Stated exercise: Sort through the data and copy the lines holding the word "name".

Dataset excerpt
--*--

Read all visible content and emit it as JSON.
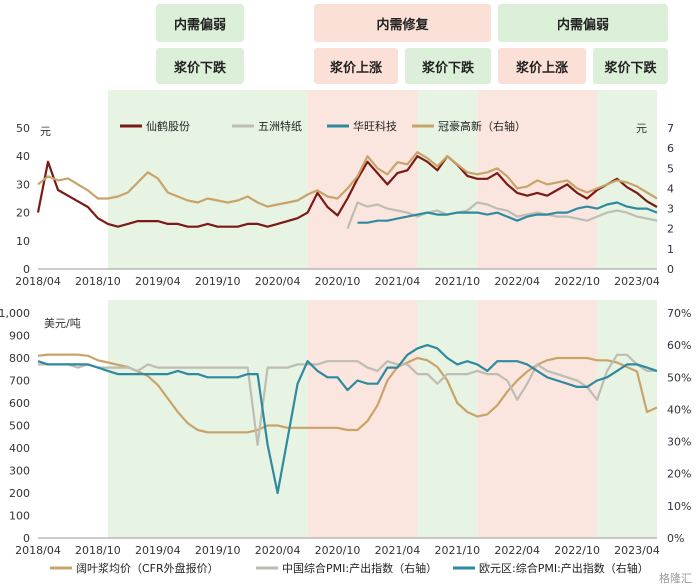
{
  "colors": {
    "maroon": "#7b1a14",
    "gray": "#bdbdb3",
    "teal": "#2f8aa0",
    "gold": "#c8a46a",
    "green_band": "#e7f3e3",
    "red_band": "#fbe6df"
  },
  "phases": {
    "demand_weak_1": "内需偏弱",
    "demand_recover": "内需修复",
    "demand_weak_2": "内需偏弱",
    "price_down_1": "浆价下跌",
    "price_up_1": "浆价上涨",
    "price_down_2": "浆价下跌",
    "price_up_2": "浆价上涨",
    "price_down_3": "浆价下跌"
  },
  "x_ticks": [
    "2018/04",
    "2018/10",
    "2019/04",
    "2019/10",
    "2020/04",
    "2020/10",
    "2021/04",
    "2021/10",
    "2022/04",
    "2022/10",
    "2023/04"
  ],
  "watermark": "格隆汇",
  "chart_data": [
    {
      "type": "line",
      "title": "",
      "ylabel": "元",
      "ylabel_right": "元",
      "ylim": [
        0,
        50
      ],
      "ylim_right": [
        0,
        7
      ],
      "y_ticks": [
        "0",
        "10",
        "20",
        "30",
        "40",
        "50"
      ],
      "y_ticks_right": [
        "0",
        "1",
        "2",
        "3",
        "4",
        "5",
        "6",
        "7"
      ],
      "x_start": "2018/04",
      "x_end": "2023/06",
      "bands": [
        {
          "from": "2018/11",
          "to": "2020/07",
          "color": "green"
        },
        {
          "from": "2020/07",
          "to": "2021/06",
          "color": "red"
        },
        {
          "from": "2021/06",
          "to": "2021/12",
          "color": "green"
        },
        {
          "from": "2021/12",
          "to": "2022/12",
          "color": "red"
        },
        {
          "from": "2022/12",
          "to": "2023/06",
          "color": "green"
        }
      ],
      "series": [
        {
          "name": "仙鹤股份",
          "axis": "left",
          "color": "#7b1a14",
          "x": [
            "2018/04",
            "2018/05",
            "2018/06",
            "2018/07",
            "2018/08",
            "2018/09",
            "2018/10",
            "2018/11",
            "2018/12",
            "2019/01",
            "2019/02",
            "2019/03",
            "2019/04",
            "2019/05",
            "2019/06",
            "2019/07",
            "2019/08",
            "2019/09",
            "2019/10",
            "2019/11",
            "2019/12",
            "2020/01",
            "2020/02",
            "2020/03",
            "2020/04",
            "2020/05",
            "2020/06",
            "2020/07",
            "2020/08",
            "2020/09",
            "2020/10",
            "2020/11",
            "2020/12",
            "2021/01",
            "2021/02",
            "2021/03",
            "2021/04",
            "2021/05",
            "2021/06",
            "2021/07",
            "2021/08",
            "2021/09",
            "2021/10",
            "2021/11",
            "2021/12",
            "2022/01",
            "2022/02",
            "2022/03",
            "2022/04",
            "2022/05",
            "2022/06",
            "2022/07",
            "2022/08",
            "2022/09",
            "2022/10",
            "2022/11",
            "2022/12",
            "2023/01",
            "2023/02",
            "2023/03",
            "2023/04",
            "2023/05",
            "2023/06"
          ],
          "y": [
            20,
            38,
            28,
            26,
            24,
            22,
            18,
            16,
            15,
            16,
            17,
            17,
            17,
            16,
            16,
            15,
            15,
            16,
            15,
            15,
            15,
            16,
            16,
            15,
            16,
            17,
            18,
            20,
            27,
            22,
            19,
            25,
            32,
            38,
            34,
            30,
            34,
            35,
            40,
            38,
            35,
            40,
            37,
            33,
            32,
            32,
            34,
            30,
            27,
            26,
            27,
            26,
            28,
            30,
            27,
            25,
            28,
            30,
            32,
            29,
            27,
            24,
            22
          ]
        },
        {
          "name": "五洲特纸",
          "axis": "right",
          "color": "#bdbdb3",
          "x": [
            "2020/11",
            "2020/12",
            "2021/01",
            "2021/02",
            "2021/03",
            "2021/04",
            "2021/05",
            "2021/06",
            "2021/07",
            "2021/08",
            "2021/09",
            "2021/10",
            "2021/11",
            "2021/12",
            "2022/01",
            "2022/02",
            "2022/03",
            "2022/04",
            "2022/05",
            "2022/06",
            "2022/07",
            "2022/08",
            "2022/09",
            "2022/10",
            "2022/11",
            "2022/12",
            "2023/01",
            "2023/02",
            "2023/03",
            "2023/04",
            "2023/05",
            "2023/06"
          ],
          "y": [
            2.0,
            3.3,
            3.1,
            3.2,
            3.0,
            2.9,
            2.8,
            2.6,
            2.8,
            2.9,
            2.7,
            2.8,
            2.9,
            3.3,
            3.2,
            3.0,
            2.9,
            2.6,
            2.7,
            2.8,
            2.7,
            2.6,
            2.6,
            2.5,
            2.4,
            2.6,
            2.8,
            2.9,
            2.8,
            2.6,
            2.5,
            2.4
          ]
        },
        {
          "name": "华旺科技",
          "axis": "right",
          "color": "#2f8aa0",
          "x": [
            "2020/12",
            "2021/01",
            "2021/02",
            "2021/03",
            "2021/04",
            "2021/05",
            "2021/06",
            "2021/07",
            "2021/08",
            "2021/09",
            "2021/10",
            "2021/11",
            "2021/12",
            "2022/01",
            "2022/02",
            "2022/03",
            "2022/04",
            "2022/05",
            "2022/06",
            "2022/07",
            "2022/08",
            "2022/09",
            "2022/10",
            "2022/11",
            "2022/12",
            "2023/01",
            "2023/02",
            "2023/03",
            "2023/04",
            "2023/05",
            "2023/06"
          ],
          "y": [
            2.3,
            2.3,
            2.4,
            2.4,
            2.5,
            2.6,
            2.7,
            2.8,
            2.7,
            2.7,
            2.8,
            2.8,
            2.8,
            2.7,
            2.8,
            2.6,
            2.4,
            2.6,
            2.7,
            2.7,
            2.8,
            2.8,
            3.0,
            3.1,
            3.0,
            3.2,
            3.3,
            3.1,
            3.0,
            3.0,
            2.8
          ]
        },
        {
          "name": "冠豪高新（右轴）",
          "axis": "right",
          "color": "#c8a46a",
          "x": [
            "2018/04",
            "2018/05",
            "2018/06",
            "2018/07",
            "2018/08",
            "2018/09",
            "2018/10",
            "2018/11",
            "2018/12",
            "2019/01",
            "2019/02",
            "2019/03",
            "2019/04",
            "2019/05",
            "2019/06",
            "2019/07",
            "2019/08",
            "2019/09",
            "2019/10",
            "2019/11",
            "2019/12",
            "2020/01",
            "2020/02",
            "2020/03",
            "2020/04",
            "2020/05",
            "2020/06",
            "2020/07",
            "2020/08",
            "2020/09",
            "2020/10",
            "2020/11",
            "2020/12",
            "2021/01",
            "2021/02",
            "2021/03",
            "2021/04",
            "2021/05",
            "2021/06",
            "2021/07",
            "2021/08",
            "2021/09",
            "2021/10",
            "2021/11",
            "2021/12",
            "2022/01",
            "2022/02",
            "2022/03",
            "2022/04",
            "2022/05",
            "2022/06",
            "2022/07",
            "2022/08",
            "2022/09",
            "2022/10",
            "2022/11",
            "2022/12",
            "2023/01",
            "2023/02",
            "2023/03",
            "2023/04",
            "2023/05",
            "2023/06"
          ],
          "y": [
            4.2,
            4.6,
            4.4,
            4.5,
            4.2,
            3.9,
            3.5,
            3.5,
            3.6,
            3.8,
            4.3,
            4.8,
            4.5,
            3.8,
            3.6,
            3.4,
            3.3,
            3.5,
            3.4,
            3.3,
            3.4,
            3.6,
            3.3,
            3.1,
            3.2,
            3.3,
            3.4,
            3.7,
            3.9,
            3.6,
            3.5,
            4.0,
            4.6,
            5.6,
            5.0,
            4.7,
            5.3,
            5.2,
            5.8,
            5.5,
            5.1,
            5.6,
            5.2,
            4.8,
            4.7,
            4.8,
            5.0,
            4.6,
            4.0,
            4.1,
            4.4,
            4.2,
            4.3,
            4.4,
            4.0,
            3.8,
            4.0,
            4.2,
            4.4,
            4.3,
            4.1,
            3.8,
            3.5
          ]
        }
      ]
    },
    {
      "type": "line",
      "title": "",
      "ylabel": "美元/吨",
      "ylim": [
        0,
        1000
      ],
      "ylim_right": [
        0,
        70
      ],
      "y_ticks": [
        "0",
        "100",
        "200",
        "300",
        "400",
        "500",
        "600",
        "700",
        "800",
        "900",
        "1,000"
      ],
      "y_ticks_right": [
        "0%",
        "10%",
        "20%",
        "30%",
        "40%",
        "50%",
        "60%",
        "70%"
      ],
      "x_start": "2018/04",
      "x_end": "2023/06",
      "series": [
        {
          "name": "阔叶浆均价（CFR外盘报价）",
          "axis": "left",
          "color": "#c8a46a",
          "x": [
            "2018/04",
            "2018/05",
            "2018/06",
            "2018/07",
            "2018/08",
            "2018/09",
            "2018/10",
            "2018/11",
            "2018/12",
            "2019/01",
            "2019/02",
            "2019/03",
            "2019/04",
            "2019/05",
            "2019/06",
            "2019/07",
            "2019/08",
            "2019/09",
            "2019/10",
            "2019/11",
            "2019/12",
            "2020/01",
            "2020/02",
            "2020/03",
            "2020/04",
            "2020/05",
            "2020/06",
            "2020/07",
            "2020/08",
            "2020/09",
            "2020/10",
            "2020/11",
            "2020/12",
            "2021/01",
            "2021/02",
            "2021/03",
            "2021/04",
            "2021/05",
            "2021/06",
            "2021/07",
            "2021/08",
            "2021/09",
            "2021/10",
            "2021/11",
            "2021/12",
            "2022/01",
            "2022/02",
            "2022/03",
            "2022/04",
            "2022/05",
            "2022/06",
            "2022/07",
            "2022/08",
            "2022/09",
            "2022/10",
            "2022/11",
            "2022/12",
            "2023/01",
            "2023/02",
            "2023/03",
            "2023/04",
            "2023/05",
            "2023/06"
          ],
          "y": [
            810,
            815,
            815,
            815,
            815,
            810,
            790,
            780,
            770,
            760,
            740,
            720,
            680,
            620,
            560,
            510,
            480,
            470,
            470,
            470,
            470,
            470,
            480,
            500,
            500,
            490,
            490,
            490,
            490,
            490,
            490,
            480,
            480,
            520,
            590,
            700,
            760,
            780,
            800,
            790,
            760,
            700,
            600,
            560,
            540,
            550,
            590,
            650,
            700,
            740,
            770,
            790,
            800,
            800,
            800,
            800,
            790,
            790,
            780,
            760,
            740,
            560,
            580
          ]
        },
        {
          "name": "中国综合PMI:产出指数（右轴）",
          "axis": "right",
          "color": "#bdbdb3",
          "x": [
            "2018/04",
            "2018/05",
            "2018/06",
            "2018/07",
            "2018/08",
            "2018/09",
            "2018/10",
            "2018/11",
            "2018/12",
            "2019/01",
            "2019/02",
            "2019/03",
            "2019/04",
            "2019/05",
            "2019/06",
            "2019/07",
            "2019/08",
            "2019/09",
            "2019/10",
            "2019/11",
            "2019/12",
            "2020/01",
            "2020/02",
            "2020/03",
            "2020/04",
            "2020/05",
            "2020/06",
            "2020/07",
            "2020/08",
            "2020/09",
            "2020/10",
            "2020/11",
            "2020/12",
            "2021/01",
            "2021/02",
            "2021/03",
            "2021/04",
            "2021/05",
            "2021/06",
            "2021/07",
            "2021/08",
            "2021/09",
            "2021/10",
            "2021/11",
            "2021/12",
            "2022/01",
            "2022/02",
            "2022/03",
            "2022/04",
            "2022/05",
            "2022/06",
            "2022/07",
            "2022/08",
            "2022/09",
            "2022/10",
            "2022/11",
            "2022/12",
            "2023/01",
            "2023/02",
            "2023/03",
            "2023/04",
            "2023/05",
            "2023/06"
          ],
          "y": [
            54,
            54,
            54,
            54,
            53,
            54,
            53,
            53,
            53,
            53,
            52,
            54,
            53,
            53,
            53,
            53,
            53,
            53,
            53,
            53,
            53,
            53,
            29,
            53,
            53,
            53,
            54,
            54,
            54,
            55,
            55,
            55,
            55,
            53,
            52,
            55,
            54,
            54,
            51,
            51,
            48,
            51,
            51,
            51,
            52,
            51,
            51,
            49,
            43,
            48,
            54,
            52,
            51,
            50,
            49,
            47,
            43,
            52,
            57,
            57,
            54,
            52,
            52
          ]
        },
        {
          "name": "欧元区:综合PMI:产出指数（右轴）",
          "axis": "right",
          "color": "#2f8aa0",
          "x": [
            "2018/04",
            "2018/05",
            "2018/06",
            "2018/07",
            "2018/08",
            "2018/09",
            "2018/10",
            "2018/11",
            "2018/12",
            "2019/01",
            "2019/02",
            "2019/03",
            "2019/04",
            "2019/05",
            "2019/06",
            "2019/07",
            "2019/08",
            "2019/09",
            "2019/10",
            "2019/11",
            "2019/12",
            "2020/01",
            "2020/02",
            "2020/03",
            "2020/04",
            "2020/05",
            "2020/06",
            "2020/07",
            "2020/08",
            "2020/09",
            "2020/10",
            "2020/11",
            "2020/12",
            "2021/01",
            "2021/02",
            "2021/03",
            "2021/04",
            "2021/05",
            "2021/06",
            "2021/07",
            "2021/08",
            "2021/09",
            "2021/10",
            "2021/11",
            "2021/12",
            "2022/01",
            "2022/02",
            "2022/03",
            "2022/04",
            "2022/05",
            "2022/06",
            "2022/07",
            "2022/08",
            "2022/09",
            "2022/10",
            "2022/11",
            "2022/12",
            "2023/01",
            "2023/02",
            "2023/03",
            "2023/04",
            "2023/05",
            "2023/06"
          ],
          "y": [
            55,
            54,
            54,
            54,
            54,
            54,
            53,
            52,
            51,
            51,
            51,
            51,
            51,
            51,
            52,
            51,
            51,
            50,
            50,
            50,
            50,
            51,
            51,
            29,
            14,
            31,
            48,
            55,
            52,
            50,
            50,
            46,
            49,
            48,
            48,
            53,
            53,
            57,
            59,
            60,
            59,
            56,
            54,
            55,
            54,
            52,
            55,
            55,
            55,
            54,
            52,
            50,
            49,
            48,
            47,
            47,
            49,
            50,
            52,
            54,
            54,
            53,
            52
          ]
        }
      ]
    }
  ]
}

--*--

Completed task:
          "name": "仙鹤股份",
          "name": "五洲特纸",
          "name": "华旺科技",
          "name": "冠豪高新（右轴）",
          "name": "阔叶浆均价（CFR外盘报价）",
          "name": "中国综合PMI:产出指数（右轴）",
          "name": "欧元区:综合PMI:产出指数（右轴）",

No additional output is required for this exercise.